### EXERCISE DETAILS
Below are records to be output exactly, every one of them.

-- Start RECORDS PROVIDED --

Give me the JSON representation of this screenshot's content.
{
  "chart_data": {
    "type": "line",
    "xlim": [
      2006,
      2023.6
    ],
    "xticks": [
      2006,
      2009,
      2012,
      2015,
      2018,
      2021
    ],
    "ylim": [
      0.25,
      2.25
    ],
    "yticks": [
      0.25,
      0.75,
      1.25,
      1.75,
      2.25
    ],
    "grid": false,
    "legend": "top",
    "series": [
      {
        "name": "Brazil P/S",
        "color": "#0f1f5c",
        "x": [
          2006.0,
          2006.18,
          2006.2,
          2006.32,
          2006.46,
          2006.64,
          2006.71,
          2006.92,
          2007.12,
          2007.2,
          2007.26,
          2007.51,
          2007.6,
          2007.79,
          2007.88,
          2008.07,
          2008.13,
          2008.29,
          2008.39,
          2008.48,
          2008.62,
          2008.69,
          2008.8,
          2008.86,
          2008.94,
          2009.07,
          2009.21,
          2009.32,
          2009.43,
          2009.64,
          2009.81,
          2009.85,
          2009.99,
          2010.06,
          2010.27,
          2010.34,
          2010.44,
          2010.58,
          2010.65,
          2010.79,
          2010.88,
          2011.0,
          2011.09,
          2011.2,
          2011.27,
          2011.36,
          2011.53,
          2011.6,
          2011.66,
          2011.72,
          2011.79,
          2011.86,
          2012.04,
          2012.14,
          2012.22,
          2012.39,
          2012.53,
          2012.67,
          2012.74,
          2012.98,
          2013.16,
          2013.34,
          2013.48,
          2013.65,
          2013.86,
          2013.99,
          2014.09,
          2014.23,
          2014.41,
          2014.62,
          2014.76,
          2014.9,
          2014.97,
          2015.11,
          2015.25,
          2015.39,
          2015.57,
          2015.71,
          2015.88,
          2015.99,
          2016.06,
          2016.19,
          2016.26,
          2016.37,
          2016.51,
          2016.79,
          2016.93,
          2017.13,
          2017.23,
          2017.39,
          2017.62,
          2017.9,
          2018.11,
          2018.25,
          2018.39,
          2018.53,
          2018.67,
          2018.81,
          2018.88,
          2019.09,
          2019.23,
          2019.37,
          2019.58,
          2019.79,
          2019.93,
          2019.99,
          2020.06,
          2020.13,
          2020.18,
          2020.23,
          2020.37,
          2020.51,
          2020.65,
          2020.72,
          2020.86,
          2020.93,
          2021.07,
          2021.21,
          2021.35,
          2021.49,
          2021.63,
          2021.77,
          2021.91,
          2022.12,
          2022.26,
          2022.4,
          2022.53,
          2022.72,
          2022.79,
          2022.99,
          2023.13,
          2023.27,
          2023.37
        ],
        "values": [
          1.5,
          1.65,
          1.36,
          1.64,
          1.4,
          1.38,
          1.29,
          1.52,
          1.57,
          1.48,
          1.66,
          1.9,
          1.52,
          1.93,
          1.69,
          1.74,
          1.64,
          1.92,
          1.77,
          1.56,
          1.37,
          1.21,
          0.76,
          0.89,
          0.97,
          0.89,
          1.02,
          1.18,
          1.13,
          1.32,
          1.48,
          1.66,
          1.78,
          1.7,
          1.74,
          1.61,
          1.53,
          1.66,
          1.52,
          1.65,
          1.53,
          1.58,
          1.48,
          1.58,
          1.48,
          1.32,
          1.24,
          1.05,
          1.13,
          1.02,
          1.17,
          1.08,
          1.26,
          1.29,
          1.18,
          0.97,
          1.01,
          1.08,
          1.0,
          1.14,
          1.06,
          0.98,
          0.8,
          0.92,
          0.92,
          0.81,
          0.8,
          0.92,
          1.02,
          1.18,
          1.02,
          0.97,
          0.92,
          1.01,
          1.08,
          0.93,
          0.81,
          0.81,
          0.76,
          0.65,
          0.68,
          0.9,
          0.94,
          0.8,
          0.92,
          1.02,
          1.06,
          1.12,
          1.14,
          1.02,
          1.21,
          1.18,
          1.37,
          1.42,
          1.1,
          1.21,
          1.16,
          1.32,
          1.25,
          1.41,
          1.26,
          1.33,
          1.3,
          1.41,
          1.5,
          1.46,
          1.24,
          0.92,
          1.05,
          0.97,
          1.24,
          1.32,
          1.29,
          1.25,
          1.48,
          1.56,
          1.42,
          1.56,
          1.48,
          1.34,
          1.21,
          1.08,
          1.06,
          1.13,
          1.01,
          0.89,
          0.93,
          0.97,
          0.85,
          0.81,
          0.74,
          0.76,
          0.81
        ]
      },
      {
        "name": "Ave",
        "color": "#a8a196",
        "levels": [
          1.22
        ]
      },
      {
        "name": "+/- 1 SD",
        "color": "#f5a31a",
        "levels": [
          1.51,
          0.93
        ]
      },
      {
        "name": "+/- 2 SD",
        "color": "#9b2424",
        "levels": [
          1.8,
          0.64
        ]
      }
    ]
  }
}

-- End RECORDS PROVIDED --

### OUTPUT OF THE EXERCISE
Give me the JSON representation of this screenshot's content.
{
  "chart_data": {
    "type": "line",
    "xlim": [
      2006,
      2023.6
    ],
    "xticks": [
      2006,
      2009,
      2012,
      2015,
      2018,
      2021
    ],
    "ylim": [
      0.25,
      2.25
    ],
    "yticks": [
      0.25,
      0.75,
      1.25,
      1.75,
      2.25
    ],
    "grid": false,
    "legend": "top",
    "series": [
      {
        "name": "Brazil P/S",
        "color": "#0f1f5c",
        "x": [
          2006.0,
          2006.18,
          2006.2,
          2006.32,
          2006.46,
          2006.64,
          2006.71,
          2006.92,
          2007.12,
          2007.2,
          2007.26,
          2007.51,
          2007.6,
          2007.79,
          2007.88,
          2008.07,
          2008.13,
          2008.29,
          2008.39,
          2008.48,
          2008.62,
          2008.69,
          2008.8,
          2008.86,
          2008.94,
          2009.07,
          2009.21,
          2009.32,
          2009.43,
          2009.64,
          2009.81,
          2009.85,
          2009.99,
          2010.06,
          2010.27,
          2010.34,
          2010.44,
          2010.58,
          2010.65,
          2010.79,
          2010.88,
          2011.0,
          2011.09,
          2011.2,
          2011.27,
          2011.36,
          2011.53,
          2011.6,
          2011.66,
          2011.72,
          2011.79,
          2011.86,
          2012.04,
          2012.14,
          2012.22,
          2012.39,
          2012.53,
          2012.67,
          2012.74,
          2012.98,
          2013.16,
          2013.34,
          2013.48,
          2013.65,
          2013.86,
          2013.99,
          2014.09,
          2014.23,
          2014.41,
          2014.62,
          2014.76,
          2014.9,
          2014.97,
          2015.11,
          2015.25,
          2015.39,
          2015.57,
          2015.71,
          2015.88,
          2015.99,
          2016.06,
          2016.19,
          2016.26,
          2016.37,
          2016.51,
          2016.79,
          2016.93,
          2017.13,
          2017.23,
          2017.39,
          2017.62,
          2017.9,
          2018.11,
          2018.25,
          2018.39,
          2018.53,
          2018.67,
          2018.81,
          2018.88,
          2019.09,
          2019.23,
          2019.37,
          2019.58,
          2019.79,
          2019.93,
          2019.99,
          2020.06,
          2020.13,
          2020.18,
          2020.23,
          2020.37,
          2020.51,
          2020.65,
          2020.72,
          2020.86,
          2020.93,
          2021.07,
          2021.21,
          2021.35,
          2021.49,
          2021.63,
          2021.77,
          2021.91,
          2022.12,
          2022.26,
          2022.4,
          2022.53,
          2022.72,
          2022.79,
          2022.99,
          2023.13,
          2023.27,
          2023.37
        ],
        "values": [
          1.5,
          1.65,
          1.36,
          1.64,
          1.4,
          1.38,
          1.29,
          1.52,
          1.57,
          1.48,
          1.66,
          1.9,
          1.52,
          1.93,
          1.69,
          1.74,
          1.64,
          1.92,
          1.77,
          1.56,
          1.37,
          1.21,
          0.76,
          0.89,
          0.97,
          0.89,
          1.02,
          1.18,
          1.13,
          1.32,
          1.48,
          1.66,
          1.78,
          1.7,
          1.74,
          1.61,
          1.53,
          1.66,
          1.52,
          1.65,
          1.53,
          1.58,
          1.48,
          1.58,
          1.48,
          1.32,
          1.24,
          1.05,
          1.13,
          1.02,
          1.17,
          1.08,
          1.26,
          1.29,
          1.18,
          0.97,
          1.01,
          1.08,
          1.0,
          1.14,
          1.06,
          0.98,
          0.8,
          0.92,
          0.92,
          0.81,
          0.8,
          0.92,
          1.02,
          1.18,
          1.02,
          0.97,
          0.92,
          1.01,
          1.08,
          0.93,
          0.81,
          0.81,
          0.76,
          0.65,
          0.68,
          0.9,
          0.94,
          0.8,
          0.92,
          1.02,
          1.06,
          1.12,
          1.14,
          1.02,
          1.21,
          1.18,
          1.37,
          1.42,
          1.1,
          1.21,
          1.16,
          1.32,
          1.25,
          1.41,
          1.26,
          1.33,
          1.3,
          1.41,
          1.5,
          1.46,
          1.24,
          0.92,
          1.05,
          0.97,
          1.24,
          1.32,
          1.29,
          1.25,
          1.48,
          1.56,
          1.42,
          1.56,
          1.48,
          1.34,
          1.21,
          1.08,
          1.06,
          1.13,
          1.01,
          0.89,
          0.93,
          0.97,
          0.85,
          0.81,
          0.74,
          0.76,
          0.81
        ]
      },
      {
        "name": "Ave",
        "color": "#a8a196",
        "levels": [
          1.22
        ]
      },
      {
        "name": "+/- 1 SD",
        "color": "#f5a31a",
        "levels": [
          1.51,
          0.93
        ]
      },
      {
        "name": "+/- 2 SD",
        "color": "#9b2424",
        "levels": [
          1.8,
          0.64
        ]
      }
    ]
  }
}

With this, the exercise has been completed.